▶ **What the task requires**
Read the data and repeat all of it exactly.

═════ Entries supplied

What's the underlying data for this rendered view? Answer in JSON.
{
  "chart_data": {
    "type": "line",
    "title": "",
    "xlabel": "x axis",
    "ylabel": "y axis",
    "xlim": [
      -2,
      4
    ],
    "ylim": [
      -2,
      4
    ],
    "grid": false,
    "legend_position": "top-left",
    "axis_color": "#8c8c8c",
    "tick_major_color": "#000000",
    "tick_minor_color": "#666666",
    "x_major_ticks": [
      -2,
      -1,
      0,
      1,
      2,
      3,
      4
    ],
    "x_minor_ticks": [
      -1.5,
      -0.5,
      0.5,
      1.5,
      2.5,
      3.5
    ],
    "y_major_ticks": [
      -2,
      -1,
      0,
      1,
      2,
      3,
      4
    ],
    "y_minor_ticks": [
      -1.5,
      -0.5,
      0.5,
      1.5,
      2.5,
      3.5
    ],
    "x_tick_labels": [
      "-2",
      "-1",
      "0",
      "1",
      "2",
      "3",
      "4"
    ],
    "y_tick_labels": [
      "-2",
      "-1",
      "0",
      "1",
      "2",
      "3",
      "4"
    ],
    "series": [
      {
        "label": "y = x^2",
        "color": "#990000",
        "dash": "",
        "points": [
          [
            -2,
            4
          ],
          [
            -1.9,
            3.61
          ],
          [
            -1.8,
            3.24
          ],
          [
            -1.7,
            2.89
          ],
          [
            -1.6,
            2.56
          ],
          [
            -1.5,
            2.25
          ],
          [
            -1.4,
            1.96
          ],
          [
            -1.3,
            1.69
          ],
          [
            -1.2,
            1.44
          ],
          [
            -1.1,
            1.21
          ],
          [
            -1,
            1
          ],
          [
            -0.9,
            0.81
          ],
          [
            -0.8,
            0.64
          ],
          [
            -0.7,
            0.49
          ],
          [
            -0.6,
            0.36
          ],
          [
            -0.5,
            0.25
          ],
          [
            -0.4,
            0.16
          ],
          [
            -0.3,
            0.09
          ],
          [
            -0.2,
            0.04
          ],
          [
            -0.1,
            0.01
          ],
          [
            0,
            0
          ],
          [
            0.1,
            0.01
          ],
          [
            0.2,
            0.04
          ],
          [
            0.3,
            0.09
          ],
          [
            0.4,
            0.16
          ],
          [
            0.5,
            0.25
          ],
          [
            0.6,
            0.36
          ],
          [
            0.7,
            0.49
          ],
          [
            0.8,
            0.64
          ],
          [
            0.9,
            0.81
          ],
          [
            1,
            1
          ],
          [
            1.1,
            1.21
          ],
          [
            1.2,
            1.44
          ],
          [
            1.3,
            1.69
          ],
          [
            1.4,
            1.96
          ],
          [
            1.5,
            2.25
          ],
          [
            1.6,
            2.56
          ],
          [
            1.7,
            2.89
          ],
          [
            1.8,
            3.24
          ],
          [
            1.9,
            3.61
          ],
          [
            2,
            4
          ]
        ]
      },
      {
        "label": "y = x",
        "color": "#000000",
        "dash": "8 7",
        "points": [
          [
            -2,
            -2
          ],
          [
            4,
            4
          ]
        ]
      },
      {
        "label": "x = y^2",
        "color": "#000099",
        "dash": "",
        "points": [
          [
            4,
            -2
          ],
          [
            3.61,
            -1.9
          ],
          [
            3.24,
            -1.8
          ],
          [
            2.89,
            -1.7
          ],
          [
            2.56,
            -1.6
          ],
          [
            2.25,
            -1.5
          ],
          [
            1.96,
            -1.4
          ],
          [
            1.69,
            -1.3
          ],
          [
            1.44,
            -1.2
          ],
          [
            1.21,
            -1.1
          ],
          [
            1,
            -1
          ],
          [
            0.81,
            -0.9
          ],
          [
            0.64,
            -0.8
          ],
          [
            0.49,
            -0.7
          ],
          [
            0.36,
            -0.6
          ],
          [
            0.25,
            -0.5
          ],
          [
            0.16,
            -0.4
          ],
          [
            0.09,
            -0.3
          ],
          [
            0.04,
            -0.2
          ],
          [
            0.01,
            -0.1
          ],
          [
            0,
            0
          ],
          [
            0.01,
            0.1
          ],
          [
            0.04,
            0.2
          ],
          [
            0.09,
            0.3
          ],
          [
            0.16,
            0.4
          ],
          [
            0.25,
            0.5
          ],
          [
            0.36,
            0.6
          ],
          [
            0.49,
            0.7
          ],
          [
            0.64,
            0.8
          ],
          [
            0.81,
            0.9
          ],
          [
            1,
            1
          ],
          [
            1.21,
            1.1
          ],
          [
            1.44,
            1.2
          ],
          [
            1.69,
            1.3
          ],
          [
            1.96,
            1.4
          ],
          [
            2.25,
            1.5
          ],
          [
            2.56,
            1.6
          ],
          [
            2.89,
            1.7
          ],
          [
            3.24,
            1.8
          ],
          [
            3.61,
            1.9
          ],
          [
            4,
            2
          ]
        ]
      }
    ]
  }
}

══════════

▶ **Result for this exercise**
What's the underlying data for this rendered view? Answer in JSON.
{
  "chart_data": {
    "type": "line",
    "title": "",
    "xlabel": "x axis",
    "ylabel": "y axis",
    "xlim": [
      -2,
      4
    ],
    "ylim": [
      -2,
      4
    ],
    "grid": false,
    "legend_position": "top-left",
    "axis_color": "#8c8c8c",
    "tick_major_color": "#000000",
    "tick_minor_color": "#666666",
    "x_major_ticks": [
      -2,
      -1,
      0,
      1,
      2,
      3,
      4
    ],
    "x_minor_ticks": [
      -1.5,
      -0.5,
      0.5,
      1.5,
      2.5,
      3.5
    ],
    "y_major_ticks": [
      -2,
      -1,
      0,
      1,
      2,
      3,
      4
    ],
    "y_minor_ticks": [
      -1.5,
      -0.5,
      0.5,
      1.5,
      2.5,
      3.5
    ],
    "x_tick_labels": [
      "-2",
      "-1",
      "0",
      "1",
      "2",
      "3",
      "4"
    ],
    "y_tick_labels": [
      "-2",
      "-1",
      "0",
      "1",
      "2",
      "3",
      "4"
    ],
    "series": [
      {
        "label": "y = x^2",
        "color": "#990000",
        "dash": "",
        "points": [
          [
            -2,
            4
          ],
          [
            -1.9,
            3.61
          ],
          [
            -1.8,
            3.24
          ],
          [
            -1.7,
            2.89
          ],
          [
            -1.6,
            2.56
          ],
          [
            -1.5,
            2.25
          ],
          [
            -1.4,
            1.96
          ],
          [
            -1.3,
            1.69
          ],
          [
            -1.2,
            1.44
          ],
          [
            -1.1,
            1.21
          ],
          [
            -1,
            1
          ],
          [
            -0.9,
            0.81
          ],
          [
            -0.8,
            0.64
          ],
          [
            -0.7,
            0.49
          ],
          [
            -0.6,
            0.36
          ],
          [
            -0.5,
            0.25
          ],
          [
            -0.4,
            0.16
          ],
          [
            -0.3,
            0.09
          ],
          [
            -0.2,
            0.04
          ],
          [
            -0.1,
            0.01
          ],
          [
            0,
            0
          ],
          [
            0.1,
            0.01
          ],
          [
            0.2,
            0.04
          ],
          [
            0.3,
            0.09
          ],
          [
            0.4,
            0.16
          ],
          [
            0.5,
            0.25
          ],
          [
            0.6,
            0.36
          ],
          [
            0.7,
            0.49
          ],
          [
            0.8,
            0.64
          ],
          [
            0.9,
            0.81
          ],
          [
            1,
            1
          ],
          [
            1.1,
            1.21
          ],
          [
            1.2,
            1.44
          ],
          [
            1.3,
            1.69
          ],
          [
            1.4,
            1.96
          ],
          [
            1.5,
            2.25
          ],
          [
            1.6,
            2.56
          ],
          [
            1.7,
            2.89
          ],
          [
            1.8,
            3.24
          ],
          [
            1.9,
            3.61
          ],
          [
            2,
            4
          ]
        ]
      },
      {
        "label": "y = x",
        "color": "#000000",
        "dash": "8 7",
        "points": [
          [
            -2,
            -2
          ],
          [
            4,
            4
          ]
        ]
      },
      {
        "label": "x = y^2",
        "color": "#000099",
        "dash": "",
        "points": [
          [
            4,
            -2
          ],
          [
            3.61,
            -1.9
          ],
          [
            3.24,
            -1.8
          ],
          [
            2.89,
            -1.7
          ],
          [
            2.56,
            -1.6
          ],
          [
            2.25,
            -1.5
          ],
          [
            1.96,
            -1.4
          ],
          [
            1.69,
            -1.3
          ],
          [
            1.44,
            -1.2
          ],
          [
            1.21,
            -1.1
          ],
          [
            1,
            -1
          ],
          [
            0.81,
            -0.9
          ],
          [
            0.64,
            -0.8
          ],
          [
            0.49,
            -0.7
          ],
          [
            0.36,
            -0.6
          ],
          [
            0.25,
            -0.5
          ],
          [
            0.16,
            -0.4
          ],
          [
            0.09,
            -0.3
          ],
          [
            0.04,
            -0.2
          ],
          [
            0.01,
            -0.1
          ],
          [
            0,
            0
          ],
          [
            0.01,
            0.1
          ],
          [
            0.04,
            0.2
          ],
          [
            0.09,
            0.3
          ],
          [
            0.16,
            0.4
          ],
          [
            0.25,
            0.5
          ],
          [
            0.36,
            0.6
          ],
          [
            0.49,
            0.7
          ],
          [
            0.64,
            0.8
          ],
          [
            0.81,
            0.9
          ],
          [
            1,
            1
          ],
          [
            1.21,
            1.1
          ],
          [
            1.44,
            1.2
          ],
          [
            1.69,
            1.3
          ],
          [
            1.96,
            1.4
          ],
          [
            2.25,
            1.5
          ],
          [
            2.56,
            1.6
          ],
          [
            2.89,
            1.7
          ],
          [
            3.24,
            1.8
          ],
          [
            3.61,
            1.9
          ],
          [
            4,
            2
          ]
        ]
      }
    ]
  }
}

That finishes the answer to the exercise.